Recorded data:
---*---
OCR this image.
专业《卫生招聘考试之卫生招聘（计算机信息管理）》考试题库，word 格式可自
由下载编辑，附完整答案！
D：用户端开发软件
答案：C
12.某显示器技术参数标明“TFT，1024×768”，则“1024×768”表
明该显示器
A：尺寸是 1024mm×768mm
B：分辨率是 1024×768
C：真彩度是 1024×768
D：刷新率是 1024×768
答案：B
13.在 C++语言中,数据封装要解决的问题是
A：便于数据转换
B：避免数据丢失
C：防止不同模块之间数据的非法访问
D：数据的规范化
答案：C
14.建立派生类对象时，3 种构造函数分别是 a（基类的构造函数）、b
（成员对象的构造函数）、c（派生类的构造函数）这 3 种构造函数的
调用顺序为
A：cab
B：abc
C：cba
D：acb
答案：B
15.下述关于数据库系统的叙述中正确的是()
---*---
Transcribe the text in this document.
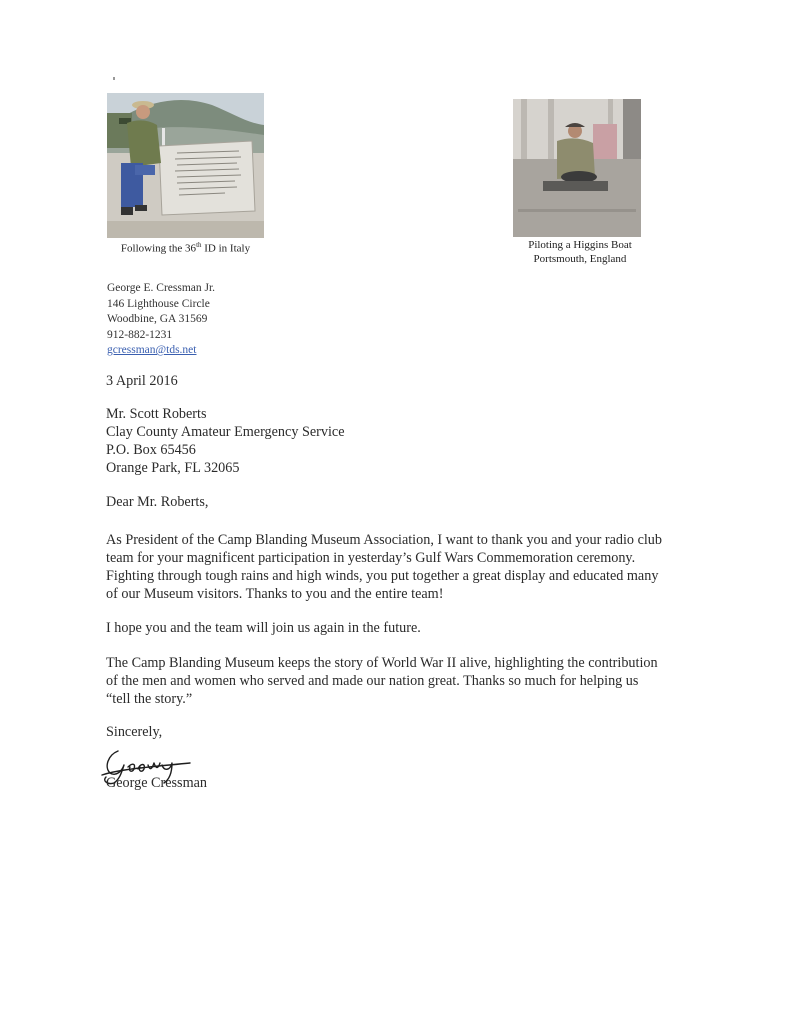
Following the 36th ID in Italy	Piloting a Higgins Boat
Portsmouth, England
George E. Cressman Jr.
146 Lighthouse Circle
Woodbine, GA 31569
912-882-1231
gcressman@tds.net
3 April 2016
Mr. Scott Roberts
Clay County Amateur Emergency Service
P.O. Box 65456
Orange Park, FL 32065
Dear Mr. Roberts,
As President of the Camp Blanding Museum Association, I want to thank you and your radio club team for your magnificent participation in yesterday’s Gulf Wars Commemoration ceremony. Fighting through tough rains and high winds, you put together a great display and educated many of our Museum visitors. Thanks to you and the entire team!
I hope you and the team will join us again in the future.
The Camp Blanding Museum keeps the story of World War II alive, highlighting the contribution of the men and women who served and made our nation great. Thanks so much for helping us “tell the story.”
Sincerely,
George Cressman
---*---
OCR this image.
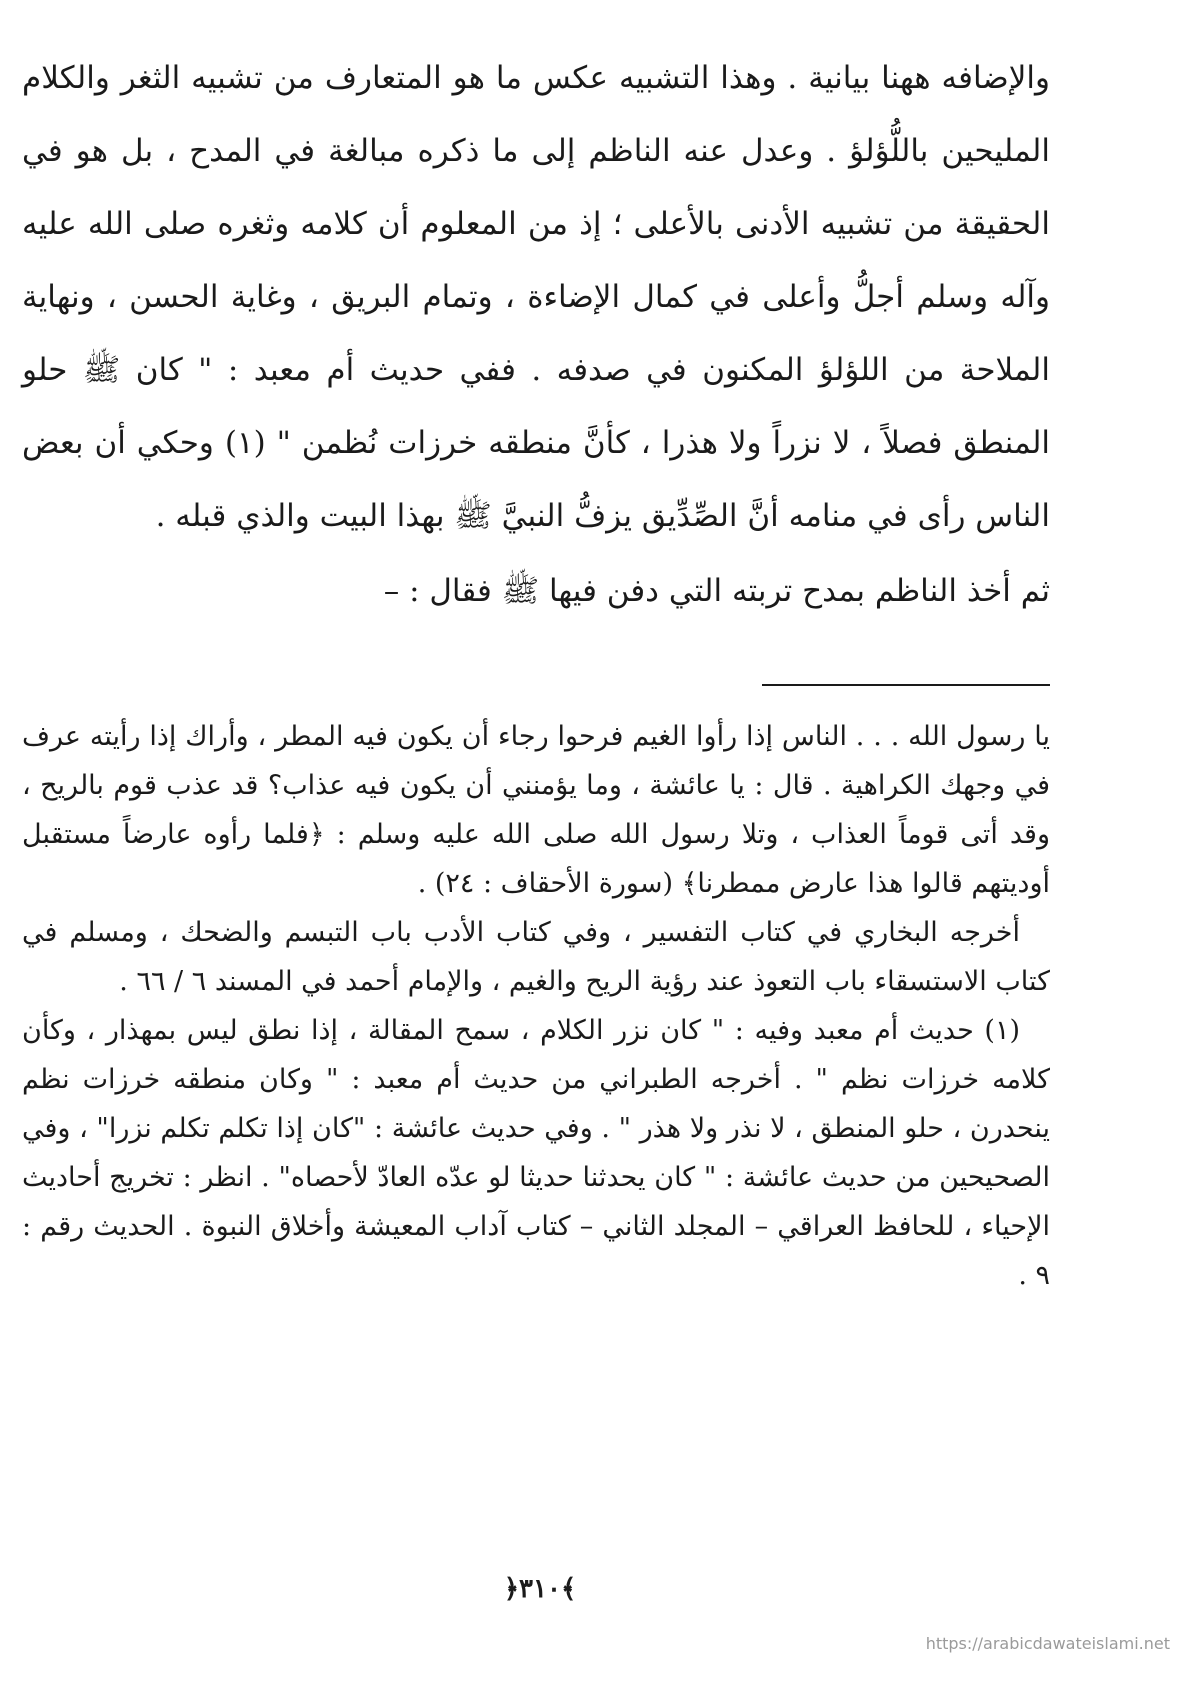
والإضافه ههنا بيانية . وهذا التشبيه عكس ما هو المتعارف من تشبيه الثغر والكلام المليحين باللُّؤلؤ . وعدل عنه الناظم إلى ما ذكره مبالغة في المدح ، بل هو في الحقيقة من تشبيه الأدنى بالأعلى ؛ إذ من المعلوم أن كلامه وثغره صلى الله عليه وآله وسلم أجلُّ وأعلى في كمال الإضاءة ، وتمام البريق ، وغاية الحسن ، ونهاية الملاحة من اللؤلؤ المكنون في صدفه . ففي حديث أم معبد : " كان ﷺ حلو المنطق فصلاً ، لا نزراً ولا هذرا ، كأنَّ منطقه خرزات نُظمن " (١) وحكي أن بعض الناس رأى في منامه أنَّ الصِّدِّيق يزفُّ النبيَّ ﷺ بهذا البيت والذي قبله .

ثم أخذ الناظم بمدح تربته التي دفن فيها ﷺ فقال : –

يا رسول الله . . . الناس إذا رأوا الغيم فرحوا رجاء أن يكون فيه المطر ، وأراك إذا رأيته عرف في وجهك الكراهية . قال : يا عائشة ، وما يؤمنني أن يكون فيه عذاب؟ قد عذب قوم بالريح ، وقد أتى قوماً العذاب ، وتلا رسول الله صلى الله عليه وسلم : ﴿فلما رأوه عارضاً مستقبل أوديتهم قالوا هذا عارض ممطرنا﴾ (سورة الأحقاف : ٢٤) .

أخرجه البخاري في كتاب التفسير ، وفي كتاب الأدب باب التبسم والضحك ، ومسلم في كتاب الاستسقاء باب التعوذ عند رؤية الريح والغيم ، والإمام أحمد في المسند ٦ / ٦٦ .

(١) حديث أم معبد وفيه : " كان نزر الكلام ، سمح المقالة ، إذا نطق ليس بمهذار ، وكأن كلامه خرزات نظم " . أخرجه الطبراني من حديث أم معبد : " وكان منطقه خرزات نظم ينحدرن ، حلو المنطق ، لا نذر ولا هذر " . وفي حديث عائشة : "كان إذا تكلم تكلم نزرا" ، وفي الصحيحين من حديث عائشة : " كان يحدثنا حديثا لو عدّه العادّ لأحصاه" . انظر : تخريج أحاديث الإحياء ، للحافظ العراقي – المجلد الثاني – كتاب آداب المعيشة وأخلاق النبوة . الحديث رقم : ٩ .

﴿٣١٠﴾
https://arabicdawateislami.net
---*---
WHAT IS NEEDED: For each line of the entries that includes "George", show that line.

THE REPLY:
George E. Cressman Jr.
George Cressman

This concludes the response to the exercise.